To be done:
Can you pull out each line of the data below that includes the word "text"?

(Data entries)

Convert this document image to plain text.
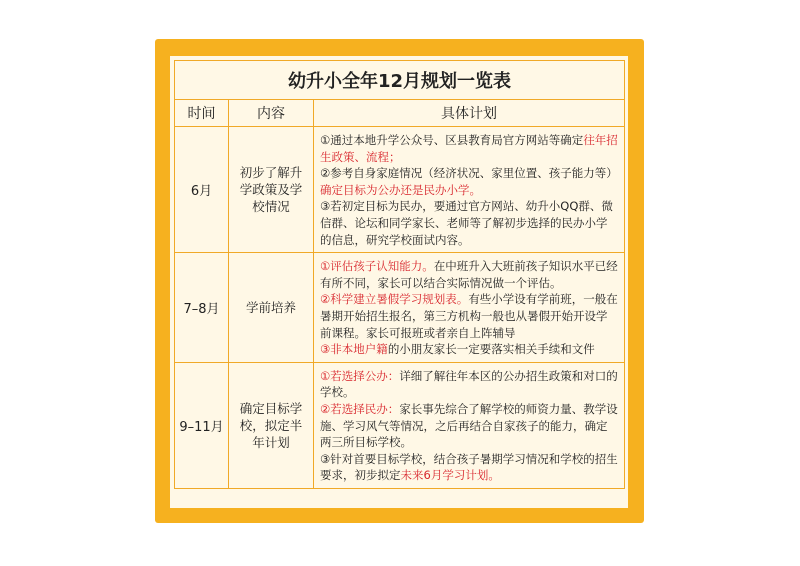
幼升小全年12月规划一览表		
时间	内容	具体计划
6月	初步了解升学政策及学校情况	①通过本地升学公众号、区县教育局官方网站等确定往年招生政策、流程；

②参考自身家庭情况（经济状况、家里位置、孩子能力等）确定目标为公办还是民办小学。

③若初定目标为民办，要通过官方网站、幼升小QQ群、微信群、论坛和同学家长、老师等了解初步选择的民办小学的信息，研究学校面试内容。

7–8月	学前培养	①评估孩子认知能力。在中班升入大班前孩子知识水平已经有所不同，家长可以结合实际情况做一个评估。

②科学建立暑假学习规划表。有些小学设有学前班，一般在暑期开始招生报名，第三方机构一般也从暑假开始开设学前课程。家长可报班或者亲自上阵辅导

③非本地户籍的小朋友家长一定要落实相关手续和文件

9–11月	确定目标学校，拟定半年计划	①若选择公办：详细了解往年本区的公办招生政策和对口的学校。

②若选择民办：家长事先综合了解学校的师资力量、教学设施、学习风气等情况，之后再结合自家孩子的能力，确定两三所目标学校。

③针对首要目标学校，结合孩子暑期学习情况和学校的招生要求，初步拟定未来6月学习计划。
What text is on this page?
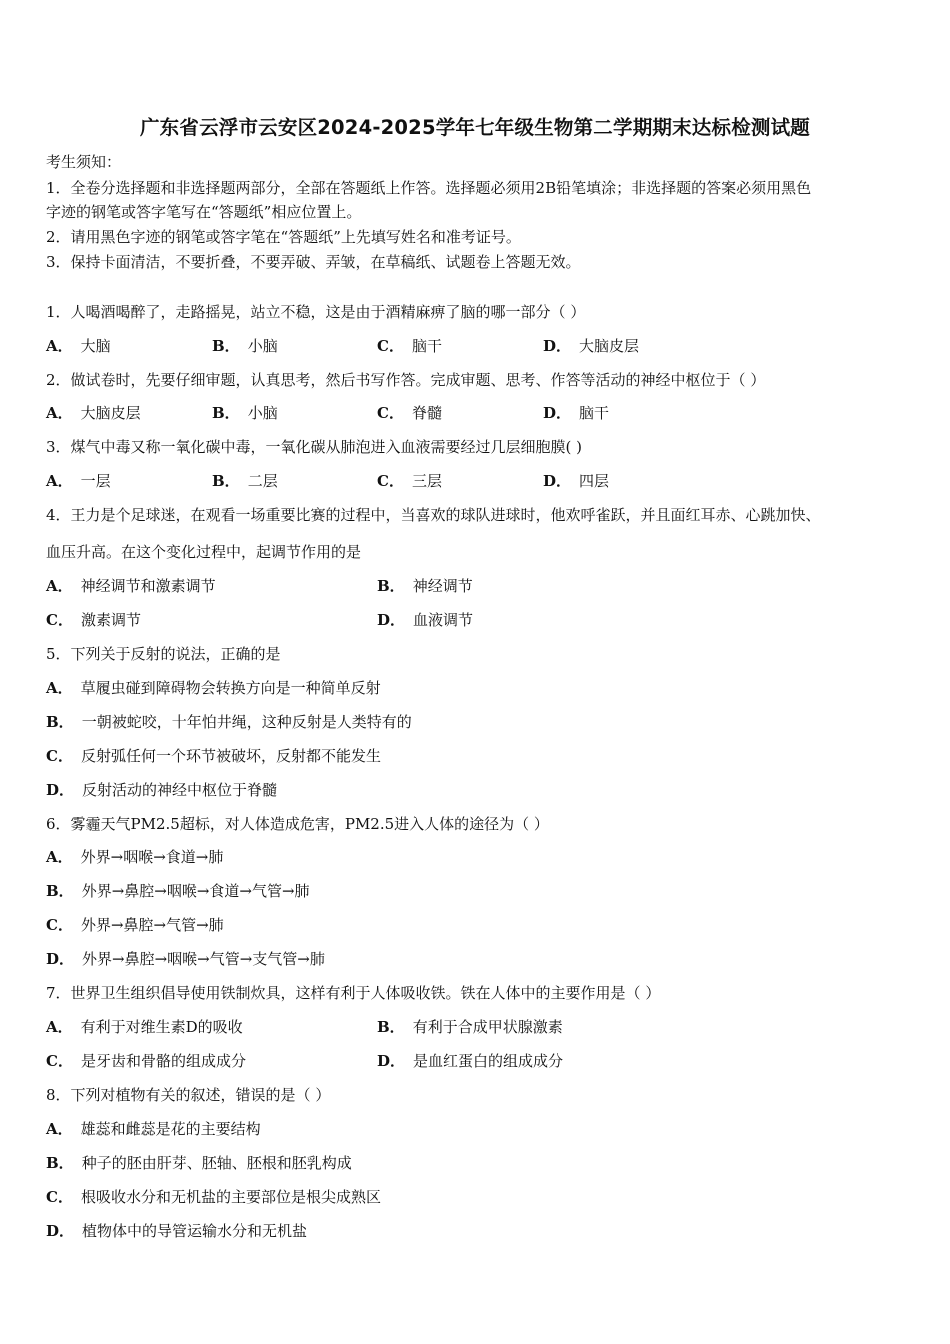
广东省云浮市云安区2024-2025学年七年级生物第二学期期末达标检测试题
考生须知：
1．全卷分选择题和非选择题两部分，全部在答题纸上作答。选择题必须用2B铅笔填涂；非选择题的答案必须用黑色
字迹的钢笔或答字笔写在“答题纸”相应位置上。
2．请用黑色字迹的钢笔或答字笔在“答题纸”上先填写姓名和准考证号。
3．保持卡面清洁，不要折叠，不要弄破、弄皱，在草稿纸、试题卷上答题无效。
1．人喝酒喝醉了，走路摇晃，站立不稳，这是由于酒精麻痹了脑的哪一部分（ ）
A． 大脑	B． 小脑	C． 脑干	D． 大脑皮层
2．做试卷时，先要仔细审题，认真思考，然后书写作答。完成审题、思考、作答等活动的神经中枢位于（ ）
A． 大脑皮层	B． 小脑	C． 脊髓	D． 脑干
3．煤气中毒又称一氧化碳中毒，一氧化碳从肺泡进入血液需要经过几层细胞膜( )
A． 一层	B． 二层	C． 三层	D． 四层
4．王力是个足球迷，在观看一场重要比赛的过程中，当喜欢的球队进球时，他欢呼雀跃，并且面红耳赤、心跳加快、
血压升高。在这个变化过程中，起调节作用的是
A． 神经调节和激素调节	B． 神经调节
C． 激素调节	D． 血液调节
5．下列关于反射的说法，正确的是
A． 草履虫碰到障碍物会转换方向是一种简单反射
B． 一朝被蛇咬，十年怕井绳，这种反射是人类特有的
C． 反射弧任何一个环节被破坏，反射都不能发生
D． 反射活动的神经中枢位于脊髓
6．雾霾天气PM2.5超标，对人体造成危害，PM2.5进入人体的途径为（ ）
A． 外界→咽喉→食道→肺
B． 外界→鼻腔→咽喉→食道→气管→肺
C． 外界→鼻腔→气管→肺
D． 外界→鼻腔→咽喉→气管→支气管→肺
7．世界卫生组织倡导使用铁制炊具，这样有利于人体吸收铁。铁在人体中的主要作用是（ ）
A． 有利于对维生素D的吸收	B． 有利于合成甲状腺激素
C． 是牙齿和骨骼的组成成分	D． 是血红蛋白的组成成分
8．下列对植物有关的叙述，错误的是（ ）
A． 雄蕊和雌蕊是花的主要结构
B． 种子的胚由肝芽、胚轴、胚根和胚乳构成
C． 根吸收水分和无机盐的主要部位是根尖成熟区
D． 植物体中的导管运输水分和无机盐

Task response:
Convert this document image to plain text.
What text is on this page?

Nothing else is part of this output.